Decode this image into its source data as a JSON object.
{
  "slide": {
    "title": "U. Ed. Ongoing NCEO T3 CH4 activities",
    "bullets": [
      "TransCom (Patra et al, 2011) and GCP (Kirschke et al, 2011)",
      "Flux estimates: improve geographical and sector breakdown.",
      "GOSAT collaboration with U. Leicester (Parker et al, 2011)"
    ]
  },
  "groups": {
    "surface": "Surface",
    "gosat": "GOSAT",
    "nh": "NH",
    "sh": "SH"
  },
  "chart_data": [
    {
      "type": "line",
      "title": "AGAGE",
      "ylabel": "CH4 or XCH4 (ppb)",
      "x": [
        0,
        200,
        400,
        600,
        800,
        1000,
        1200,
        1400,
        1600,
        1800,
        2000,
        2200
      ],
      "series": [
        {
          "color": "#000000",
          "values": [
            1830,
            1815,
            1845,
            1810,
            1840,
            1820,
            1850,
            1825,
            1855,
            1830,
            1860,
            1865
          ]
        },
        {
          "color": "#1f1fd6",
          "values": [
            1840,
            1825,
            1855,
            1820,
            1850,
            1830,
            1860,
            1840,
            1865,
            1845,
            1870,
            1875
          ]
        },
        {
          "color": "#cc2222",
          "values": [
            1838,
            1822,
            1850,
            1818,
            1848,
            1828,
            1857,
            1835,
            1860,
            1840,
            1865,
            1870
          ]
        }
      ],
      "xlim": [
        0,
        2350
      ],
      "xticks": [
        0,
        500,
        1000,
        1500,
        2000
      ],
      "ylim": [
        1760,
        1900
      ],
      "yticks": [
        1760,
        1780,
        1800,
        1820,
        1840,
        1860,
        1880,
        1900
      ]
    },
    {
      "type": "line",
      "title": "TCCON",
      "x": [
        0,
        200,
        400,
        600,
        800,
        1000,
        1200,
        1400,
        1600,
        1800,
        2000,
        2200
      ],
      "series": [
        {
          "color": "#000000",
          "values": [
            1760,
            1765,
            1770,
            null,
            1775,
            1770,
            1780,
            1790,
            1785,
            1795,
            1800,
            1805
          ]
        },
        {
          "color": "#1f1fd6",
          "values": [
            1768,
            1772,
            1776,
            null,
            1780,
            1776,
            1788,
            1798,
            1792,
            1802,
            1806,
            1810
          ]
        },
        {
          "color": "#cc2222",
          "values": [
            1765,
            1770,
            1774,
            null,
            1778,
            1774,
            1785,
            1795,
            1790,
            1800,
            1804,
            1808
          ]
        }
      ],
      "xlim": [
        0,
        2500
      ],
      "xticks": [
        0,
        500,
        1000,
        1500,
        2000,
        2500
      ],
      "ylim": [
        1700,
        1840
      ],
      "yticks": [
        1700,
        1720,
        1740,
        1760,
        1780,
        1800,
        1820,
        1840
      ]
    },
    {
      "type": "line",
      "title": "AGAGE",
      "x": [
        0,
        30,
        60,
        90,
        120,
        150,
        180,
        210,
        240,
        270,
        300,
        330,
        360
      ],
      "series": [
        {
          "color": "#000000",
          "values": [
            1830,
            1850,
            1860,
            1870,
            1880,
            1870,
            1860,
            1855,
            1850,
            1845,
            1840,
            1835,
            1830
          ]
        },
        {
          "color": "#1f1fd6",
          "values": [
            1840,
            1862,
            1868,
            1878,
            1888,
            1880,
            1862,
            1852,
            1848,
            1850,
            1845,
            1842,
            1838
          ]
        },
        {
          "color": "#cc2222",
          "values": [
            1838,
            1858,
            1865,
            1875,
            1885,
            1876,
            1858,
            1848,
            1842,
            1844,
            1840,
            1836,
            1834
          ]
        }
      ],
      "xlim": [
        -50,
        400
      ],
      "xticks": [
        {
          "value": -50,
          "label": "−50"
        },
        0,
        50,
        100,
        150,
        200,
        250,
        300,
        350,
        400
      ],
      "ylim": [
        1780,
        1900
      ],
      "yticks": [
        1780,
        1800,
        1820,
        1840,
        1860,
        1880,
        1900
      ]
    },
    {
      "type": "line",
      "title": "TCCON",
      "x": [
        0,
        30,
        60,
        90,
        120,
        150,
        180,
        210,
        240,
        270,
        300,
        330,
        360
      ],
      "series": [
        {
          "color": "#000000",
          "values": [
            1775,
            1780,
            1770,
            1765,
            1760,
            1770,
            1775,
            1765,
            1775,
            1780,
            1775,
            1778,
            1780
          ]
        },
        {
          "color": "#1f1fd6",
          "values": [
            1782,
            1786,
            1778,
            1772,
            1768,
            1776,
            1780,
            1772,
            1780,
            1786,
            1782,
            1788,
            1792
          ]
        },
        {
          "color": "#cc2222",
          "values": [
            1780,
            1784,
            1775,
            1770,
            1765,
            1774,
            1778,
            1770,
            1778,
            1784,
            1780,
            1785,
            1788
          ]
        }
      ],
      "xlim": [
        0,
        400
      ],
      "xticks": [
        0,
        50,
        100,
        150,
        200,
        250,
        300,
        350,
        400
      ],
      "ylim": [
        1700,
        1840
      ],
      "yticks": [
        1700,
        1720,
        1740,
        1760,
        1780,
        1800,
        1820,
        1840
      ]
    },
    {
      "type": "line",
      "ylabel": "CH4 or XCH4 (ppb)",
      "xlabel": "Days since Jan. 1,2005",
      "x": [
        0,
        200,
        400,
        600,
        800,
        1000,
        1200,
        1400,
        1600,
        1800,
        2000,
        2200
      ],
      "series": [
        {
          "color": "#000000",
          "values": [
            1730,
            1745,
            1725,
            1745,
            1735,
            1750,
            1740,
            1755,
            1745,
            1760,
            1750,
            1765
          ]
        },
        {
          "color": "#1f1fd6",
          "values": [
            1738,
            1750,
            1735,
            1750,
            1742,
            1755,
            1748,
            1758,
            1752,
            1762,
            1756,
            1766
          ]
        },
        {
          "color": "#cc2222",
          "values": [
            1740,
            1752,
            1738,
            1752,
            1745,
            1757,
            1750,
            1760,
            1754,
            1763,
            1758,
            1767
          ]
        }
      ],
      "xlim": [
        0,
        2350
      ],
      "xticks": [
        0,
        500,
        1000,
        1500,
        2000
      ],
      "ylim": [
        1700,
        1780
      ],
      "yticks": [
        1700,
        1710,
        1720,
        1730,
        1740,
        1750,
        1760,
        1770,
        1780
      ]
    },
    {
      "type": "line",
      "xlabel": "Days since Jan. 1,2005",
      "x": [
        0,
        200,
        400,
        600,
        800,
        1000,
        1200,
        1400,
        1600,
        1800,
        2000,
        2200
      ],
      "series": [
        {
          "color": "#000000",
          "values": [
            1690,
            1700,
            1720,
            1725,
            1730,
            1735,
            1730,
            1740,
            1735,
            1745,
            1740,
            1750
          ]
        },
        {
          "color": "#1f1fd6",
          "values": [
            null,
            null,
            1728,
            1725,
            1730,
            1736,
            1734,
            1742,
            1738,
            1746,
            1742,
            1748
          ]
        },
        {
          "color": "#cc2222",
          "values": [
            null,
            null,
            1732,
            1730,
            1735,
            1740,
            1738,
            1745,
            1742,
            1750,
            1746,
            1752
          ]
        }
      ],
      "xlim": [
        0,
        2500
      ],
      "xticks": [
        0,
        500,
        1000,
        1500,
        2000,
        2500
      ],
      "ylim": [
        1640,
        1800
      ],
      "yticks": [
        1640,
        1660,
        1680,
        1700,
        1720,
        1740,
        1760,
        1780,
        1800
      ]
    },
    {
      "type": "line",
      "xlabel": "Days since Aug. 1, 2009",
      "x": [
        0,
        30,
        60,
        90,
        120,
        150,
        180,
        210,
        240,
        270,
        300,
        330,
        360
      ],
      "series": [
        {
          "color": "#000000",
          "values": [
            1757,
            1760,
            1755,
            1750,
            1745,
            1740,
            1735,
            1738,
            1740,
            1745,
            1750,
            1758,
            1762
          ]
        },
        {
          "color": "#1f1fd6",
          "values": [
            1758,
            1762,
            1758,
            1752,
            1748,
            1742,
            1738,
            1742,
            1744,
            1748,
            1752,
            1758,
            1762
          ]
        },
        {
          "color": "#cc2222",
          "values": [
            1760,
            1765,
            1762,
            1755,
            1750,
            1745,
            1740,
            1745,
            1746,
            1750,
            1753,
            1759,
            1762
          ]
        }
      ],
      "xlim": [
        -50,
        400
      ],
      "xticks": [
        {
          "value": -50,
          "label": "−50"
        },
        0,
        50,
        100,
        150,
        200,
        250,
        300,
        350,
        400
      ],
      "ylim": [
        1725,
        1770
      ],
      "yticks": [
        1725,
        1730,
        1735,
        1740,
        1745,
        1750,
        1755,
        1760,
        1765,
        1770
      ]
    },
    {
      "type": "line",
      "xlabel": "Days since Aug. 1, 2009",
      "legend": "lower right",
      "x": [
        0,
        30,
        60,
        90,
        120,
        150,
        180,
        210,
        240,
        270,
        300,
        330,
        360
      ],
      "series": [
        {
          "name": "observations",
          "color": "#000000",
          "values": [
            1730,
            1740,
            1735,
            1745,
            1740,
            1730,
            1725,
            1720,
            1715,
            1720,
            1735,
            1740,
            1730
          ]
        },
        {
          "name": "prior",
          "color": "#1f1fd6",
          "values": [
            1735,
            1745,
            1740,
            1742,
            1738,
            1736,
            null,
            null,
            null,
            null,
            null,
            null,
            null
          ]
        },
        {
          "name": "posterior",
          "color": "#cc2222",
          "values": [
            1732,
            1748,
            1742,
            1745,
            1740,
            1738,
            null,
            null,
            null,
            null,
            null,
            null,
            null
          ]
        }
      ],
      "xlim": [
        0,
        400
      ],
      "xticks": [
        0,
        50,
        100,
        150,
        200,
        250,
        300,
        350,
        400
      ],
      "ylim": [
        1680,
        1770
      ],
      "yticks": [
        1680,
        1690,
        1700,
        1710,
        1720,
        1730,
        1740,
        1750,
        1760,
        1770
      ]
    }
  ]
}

+===+

* **Stated problem**:
Only a number is expected here: the count of lines in the listing that hold the string "GOSAT".

* **Final result**:
2